>> BEGIN EXTRACTED DATA

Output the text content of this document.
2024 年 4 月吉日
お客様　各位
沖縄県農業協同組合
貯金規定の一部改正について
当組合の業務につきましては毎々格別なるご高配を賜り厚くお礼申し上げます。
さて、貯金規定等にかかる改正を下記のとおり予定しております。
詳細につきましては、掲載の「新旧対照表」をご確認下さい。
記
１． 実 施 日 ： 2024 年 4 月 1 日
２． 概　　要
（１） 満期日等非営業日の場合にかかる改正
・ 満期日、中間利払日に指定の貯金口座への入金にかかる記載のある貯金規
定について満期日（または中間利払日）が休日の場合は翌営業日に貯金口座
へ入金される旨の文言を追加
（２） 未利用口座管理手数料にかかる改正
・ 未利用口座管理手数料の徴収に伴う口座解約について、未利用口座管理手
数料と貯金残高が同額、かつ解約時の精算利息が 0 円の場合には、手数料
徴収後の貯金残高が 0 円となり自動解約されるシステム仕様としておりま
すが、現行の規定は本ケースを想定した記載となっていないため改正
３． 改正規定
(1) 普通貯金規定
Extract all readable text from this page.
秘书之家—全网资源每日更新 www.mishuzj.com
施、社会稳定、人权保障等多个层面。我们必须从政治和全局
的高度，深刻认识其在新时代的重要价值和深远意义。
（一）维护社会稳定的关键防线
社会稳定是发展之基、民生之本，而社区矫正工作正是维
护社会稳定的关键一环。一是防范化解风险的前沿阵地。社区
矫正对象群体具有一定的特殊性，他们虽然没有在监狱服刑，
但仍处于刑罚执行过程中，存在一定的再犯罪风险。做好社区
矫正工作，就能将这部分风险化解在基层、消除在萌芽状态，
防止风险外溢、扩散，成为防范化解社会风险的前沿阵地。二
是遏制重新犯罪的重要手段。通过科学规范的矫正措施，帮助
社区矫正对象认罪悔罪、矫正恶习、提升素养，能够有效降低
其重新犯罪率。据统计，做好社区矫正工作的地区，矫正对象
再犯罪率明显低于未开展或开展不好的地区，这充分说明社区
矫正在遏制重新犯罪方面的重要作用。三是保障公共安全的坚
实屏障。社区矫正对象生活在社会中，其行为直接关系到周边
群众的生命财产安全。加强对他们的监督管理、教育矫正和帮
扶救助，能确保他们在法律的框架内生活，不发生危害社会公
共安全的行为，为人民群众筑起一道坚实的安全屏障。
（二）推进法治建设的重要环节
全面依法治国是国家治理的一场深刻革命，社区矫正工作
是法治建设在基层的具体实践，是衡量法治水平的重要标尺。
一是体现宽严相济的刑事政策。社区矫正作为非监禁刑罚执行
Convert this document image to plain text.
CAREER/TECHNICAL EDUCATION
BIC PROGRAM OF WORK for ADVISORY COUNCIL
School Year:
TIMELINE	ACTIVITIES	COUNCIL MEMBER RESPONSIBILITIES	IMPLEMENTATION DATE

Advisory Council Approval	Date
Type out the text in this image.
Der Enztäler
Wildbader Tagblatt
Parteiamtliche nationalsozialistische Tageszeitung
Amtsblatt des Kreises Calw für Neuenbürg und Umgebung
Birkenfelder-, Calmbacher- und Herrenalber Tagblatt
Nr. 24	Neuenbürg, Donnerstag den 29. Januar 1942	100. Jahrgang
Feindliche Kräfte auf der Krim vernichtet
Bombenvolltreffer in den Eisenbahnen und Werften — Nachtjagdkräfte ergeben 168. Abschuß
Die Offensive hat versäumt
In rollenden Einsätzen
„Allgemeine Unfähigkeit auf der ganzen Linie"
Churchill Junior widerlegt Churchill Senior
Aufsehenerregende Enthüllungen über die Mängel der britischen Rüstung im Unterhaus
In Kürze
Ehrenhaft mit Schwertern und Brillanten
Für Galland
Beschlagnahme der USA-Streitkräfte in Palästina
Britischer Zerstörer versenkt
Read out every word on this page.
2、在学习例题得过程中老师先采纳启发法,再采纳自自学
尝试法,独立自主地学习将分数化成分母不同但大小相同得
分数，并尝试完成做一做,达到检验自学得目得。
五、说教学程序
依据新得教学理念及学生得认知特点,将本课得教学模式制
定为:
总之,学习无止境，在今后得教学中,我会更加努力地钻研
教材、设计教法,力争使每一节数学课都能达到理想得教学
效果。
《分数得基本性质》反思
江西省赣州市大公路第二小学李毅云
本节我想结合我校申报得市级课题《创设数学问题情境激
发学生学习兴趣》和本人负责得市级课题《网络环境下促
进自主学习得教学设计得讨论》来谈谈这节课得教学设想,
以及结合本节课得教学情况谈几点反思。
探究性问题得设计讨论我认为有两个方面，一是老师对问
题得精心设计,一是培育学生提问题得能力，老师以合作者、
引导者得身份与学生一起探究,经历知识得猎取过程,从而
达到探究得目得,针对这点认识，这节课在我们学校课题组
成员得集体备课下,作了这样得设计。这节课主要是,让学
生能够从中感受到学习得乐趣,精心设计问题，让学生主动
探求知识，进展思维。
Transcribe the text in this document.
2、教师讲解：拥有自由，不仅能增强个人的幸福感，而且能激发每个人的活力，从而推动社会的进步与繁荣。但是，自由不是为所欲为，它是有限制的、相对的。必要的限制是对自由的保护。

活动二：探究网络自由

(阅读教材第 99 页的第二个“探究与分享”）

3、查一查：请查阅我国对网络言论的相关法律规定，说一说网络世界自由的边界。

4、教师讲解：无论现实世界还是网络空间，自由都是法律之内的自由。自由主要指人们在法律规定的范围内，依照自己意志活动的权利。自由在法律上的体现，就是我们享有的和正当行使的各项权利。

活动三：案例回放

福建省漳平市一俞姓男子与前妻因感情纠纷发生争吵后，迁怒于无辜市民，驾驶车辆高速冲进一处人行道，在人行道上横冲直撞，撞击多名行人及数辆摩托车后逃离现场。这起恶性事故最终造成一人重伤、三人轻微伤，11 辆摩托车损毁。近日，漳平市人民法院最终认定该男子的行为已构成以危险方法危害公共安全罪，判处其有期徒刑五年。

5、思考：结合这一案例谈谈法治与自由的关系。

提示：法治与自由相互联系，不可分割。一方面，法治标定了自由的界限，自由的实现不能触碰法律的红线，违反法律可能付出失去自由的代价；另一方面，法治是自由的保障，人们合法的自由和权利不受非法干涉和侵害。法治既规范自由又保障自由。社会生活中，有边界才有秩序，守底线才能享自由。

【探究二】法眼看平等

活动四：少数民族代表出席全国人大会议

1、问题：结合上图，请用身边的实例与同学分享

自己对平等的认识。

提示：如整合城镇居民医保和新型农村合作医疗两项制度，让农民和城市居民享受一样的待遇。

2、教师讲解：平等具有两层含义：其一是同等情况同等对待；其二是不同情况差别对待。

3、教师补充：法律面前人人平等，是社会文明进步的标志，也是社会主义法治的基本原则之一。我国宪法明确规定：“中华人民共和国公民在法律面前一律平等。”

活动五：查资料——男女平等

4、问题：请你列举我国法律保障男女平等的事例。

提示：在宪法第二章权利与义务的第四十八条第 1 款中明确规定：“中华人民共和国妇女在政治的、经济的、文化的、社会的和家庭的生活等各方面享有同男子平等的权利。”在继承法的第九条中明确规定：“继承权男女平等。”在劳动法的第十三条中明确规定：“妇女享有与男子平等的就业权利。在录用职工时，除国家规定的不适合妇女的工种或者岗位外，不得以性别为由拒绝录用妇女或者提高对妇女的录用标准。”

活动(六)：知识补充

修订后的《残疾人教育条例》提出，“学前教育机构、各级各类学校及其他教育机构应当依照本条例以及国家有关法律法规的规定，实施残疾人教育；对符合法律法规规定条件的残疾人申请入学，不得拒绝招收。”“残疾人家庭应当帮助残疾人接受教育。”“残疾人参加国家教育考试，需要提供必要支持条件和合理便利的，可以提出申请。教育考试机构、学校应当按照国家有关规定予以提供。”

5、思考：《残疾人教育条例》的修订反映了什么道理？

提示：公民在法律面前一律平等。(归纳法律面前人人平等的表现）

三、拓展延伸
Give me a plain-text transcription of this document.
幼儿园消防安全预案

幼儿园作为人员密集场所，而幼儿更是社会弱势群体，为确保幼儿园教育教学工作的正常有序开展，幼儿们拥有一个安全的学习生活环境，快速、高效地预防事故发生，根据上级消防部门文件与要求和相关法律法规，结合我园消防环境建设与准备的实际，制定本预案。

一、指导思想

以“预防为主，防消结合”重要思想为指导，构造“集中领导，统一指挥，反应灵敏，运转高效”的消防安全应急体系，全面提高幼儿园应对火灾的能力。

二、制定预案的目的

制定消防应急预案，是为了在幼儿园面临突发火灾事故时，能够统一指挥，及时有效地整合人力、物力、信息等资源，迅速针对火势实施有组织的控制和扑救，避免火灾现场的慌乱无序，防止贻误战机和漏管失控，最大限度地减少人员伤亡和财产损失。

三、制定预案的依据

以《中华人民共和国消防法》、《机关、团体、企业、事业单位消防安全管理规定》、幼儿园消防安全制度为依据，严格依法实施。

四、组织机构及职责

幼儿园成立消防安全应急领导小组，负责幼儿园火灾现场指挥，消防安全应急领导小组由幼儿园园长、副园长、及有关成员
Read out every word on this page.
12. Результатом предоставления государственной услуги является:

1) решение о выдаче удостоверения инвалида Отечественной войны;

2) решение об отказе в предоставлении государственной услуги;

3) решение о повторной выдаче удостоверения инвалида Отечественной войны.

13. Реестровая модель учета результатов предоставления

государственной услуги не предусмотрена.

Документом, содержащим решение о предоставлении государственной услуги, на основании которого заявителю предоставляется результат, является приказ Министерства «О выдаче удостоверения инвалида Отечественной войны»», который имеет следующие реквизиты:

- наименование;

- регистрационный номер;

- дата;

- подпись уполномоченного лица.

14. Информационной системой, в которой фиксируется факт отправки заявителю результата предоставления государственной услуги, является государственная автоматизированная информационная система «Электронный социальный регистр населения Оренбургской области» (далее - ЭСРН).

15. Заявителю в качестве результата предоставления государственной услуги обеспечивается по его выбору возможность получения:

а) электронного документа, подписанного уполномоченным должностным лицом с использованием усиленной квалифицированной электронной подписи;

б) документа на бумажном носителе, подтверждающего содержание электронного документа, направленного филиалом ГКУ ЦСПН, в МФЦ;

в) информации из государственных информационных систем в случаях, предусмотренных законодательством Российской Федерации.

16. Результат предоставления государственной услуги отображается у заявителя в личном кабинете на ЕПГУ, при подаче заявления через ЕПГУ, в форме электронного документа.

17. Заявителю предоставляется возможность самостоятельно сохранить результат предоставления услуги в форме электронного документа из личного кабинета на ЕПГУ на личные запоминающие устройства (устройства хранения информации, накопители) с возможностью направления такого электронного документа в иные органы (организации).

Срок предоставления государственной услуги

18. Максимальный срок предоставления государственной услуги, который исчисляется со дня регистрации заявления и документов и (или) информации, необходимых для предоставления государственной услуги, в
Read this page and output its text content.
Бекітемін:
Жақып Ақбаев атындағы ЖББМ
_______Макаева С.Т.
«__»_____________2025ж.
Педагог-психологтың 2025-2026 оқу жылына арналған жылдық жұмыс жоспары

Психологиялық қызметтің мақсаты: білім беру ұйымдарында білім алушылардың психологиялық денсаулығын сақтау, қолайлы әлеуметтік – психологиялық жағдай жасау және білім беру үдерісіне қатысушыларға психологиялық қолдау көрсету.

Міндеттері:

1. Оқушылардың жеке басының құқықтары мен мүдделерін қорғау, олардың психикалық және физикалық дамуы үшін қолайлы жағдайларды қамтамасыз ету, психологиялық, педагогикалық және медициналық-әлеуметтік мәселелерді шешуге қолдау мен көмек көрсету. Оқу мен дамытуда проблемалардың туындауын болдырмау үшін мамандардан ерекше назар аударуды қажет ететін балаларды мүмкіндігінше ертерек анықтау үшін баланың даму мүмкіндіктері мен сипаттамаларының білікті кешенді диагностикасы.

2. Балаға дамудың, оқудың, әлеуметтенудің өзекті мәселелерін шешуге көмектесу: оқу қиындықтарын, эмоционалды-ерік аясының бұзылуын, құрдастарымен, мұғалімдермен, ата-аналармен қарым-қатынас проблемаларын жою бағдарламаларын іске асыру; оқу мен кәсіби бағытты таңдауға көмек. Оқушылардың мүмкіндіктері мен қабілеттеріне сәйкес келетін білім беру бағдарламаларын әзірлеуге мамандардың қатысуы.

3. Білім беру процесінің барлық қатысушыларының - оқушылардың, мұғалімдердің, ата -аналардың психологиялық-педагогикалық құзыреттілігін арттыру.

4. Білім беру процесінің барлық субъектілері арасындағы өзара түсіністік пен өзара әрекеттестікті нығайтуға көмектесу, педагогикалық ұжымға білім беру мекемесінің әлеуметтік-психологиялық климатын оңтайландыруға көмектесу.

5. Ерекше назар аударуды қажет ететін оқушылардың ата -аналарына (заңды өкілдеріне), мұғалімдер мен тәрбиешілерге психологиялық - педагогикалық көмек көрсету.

>> END EXTRACTED DATA

• EXERCISE INSTRUCTIONS:
Tally the lines in this data that hold the word "content" and state only the count.

• WRITTEN ANSWER:
2